> [Work to complete]:
From the line with "Parse this screenshot: output" down to the final line of the material below, quote every line exactly and leave out all lines before it.
********
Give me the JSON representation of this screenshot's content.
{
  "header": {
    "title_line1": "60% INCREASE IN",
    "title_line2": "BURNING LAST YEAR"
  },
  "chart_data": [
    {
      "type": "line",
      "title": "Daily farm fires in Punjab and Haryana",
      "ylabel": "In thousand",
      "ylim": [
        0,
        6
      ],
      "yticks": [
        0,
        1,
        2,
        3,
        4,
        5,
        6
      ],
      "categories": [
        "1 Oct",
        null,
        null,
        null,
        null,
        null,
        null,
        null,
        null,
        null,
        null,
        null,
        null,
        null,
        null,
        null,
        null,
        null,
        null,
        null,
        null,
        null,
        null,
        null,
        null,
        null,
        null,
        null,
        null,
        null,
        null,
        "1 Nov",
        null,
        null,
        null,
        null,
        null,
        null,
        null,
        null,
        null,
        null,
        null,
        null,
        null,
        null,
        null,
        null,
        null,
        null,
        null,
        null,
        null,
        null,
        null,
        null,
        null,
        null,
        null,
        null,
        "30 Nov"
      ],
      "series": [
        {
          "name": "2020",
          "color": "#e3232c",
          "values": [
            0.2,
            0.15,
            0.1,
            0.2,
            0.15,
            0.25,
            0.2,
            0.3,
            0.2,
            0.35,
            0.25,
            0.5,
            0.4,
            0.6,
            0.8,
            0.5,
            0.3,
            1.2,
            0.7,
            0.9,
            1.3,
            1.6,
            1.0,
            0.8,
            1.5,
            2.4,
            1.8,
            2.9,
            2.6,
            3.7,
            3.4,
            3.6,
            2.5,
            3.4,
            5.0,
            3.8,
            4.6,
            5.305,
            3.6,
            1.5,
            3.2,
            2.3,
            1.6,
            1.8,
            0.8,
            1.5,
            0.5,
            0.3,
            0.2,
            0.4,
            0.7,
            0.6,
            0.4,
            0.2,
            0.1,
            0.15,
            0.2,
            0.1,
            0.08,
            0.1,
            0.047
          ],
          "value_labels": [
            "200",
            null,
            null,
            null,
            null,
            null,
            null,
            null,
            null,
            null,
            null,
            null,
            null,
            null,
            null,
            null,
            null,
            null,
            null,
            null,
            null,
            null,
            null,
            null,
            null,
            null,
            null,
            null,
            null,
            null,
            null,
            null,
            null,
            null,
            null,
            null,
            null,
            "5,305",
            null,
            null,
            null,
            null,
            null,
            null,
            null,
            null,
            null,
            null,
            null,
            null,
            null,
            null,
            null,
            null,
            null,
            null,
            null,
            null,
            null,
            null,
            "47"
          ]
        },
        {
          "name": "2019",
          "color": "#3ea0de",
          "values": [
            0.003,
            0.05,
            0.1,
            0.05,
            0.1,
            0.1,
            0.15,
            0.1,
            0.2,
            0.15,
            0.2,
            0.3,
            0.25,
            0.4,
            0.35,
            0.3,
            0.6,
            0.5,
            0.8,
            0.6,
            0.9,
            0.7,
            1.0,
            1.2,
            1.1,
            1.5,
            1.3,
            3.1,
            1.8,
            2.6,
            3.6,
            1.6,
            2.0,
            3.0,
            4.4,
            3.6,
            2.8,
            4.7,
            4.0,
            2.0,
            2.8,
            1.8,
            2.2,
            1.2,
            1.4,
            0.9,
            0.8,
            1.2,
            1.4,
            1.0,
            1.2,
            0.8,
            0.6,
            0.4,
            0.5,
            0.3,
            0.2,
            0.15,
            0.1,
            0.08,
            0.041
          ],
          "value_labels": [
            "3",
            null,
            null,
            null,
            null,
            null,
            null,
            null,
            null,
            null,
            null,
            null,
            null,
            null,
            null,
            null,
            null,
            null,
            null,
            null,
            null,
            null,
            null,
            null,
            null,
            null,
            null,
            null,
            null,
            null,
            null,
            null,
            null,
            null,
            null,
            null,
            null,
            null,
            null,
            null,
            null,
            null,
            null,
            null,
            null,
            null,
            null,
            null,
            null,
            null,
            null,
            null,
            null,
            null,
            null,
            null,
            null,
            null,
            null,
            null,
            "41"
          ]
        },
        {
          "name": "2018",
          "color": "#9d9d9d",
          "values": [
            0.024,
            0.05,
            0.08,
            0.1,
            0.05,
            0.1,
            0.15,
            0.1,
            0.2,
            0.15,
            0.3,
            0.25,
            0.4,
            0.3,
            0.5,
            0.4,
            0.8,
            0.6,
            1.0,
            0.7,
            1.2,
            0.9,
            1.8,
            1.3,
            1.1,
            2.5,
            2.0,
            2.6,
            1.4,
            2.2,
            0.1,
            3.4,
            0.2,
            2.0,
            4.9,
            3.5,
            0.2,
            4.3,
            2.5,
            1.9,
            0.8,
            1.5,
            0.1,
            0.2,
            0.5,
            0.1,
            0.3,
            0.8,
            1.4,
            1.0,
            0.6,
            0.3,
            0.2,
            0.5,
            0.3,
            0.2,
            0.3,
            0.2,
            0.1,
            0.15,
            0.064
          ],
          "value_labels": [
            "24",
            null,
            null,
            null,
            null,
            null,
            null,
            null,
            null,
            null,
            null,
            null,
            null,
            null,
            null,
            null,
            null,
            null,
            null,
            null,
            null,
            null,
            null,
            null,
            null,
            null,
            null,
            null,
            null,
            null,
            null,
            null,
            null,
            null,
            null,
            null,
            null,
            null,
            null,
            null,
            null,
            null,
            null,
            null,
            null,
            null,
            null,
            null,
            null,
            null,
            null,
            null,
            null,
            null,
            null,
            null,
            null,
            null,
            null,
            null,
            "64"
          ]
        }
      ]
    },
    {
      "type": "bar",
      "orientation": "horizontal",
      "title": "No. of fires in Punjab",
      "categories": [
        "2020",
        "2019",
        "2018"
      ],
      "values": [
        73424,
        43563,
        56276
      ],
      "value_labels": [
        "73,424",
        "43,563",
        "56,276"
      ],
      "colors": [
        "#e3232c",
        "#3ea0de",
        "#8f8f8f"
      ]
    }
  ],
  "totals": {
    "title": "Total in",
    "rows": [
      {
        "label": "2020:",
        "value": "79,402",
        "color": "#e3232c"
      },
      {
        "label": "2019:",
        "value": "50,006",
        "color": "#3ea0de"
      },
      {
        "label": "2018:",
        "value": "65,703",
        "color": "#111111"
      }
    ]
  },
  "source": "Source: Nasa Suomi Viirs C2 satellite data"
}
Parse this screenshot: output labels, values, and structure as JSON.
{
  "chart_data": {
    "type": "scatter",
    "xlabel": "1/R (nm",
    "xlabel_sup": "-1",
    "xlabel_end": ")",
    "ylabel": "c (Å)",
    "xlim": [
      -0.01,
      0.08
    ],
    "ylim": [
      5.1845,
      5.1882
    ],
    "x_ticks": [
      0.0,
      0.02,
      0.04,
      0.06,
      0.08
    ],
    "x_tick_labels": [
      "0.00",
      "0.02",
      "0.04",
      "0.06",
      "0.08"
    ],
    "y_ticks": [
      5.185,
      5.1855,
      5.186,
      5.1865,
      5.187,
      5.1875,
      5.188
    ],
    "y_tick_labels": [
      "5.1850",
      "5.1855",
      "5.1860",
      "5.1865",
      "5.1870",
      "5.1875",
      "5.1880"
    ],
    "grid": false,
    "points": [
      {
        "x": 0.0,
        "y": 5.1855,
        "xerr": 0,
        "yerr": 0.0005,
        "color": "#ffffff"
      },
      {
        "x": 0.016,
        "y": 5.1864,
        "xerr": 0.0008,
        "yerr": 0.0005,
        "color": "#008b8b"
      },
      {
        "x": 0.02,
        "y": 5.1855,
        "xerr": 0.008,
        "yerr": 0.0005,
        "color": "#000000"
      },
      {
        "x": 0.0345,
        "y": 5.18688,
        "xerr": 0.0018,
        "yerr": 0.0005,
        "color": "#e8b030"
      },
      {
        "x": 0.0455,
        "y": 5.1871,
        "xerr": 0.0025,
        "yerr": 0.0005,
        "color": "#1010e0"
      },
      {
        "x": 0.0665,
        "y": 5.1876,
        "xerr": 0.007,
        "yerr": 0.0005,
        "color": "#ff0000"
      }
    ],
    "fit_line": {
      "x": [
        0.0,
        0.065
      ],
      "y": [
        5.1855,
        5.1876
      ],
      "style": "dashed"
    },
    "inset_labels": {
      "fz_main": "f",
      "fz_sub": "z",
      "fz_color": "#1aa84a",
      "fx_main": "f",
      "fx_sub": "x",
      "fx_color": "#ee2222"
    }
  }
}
********
> [Written response]:
Parse this screenshot: output labels, values, and structure as JSON.
{
  "chart_data": {
    "type": "scatter",
    "xlabel": "1/R (nm",
    "xlabel_sup": "-1",
    "xlabel_end": ")",
    "ylabel": "c (Å)",
    "xlim": [
      -0.01,
      0.08
    ],
    "ylim": [
      5.1845,
      5.1882
    ],
    "x_ticks": [
      0.0,
      0.02,
      0.04,
      0.06,
      0.08
    ],
    "x_tick_labels": [
      "0.00",
      "0.02",
      "0.04",
      "0.06",
      "0.08"
    ],
    "y_ticks": [
      5.185,
      5.1855,
      5.186,
      5.1865,
      5.187,
      5.1875,
      5.188
    ],
    "y_tick_labels": [
      "5.1850",
      "5.1855",
      "5.1860",
      "5.1865",
      "5.1870",
      "5.1875",
      "5.1880"
    ],
    "grid": false,
    "points": [
      {
        "x": 0.0,
        "y": 5.1855,
        "xerr": 0,
        "yerr": 0.0005,
        "color": "#ffffff"
      },
      {
        "x": 0.016,
        "y": 5.1864,
        "xerr": 0.0008,
        "yerr": 0.0005,
        "color": "#008b8b"
      },
      {
        "x": 0.02,
        "y": 5.1855,
        "xerr": 0.008,
        "yerr": 0.0005,
        "color": "#000000"
      },
      {
        "x": 0.0345,
        "y": 5.18688,
        "xerr": 0.0018,
        "yerr": 0.0005,
        "color": "#e8b030"
      },
      {
        "x": 0.0455,
        "y": 5.1871,
        "xerr": 0.0025,
        "yerr": 0.0005,
        "color": "#1010e0"
      },
      {
        "x": 0.0665,
        "y": 5.1876,
        "xerr": 0.007,
        "yerr": 0.0005,
        "color": "#ff0000"
      }
    ],
    "fit_line": {
      "x": [
        0.0,
        0.065
      ],
      "y": [
        5.1855,
        5.1876
      ],
      "style": "dashed"
    },
    "inset_labels": {
      "fz_main": "f",
      "fz_sub": "z",
      "fz_color": "#1aa84a",
      "fx_main": "f",
      "fx_sub": "x",
      "fx_color": "#ee2222"
    }
  }
}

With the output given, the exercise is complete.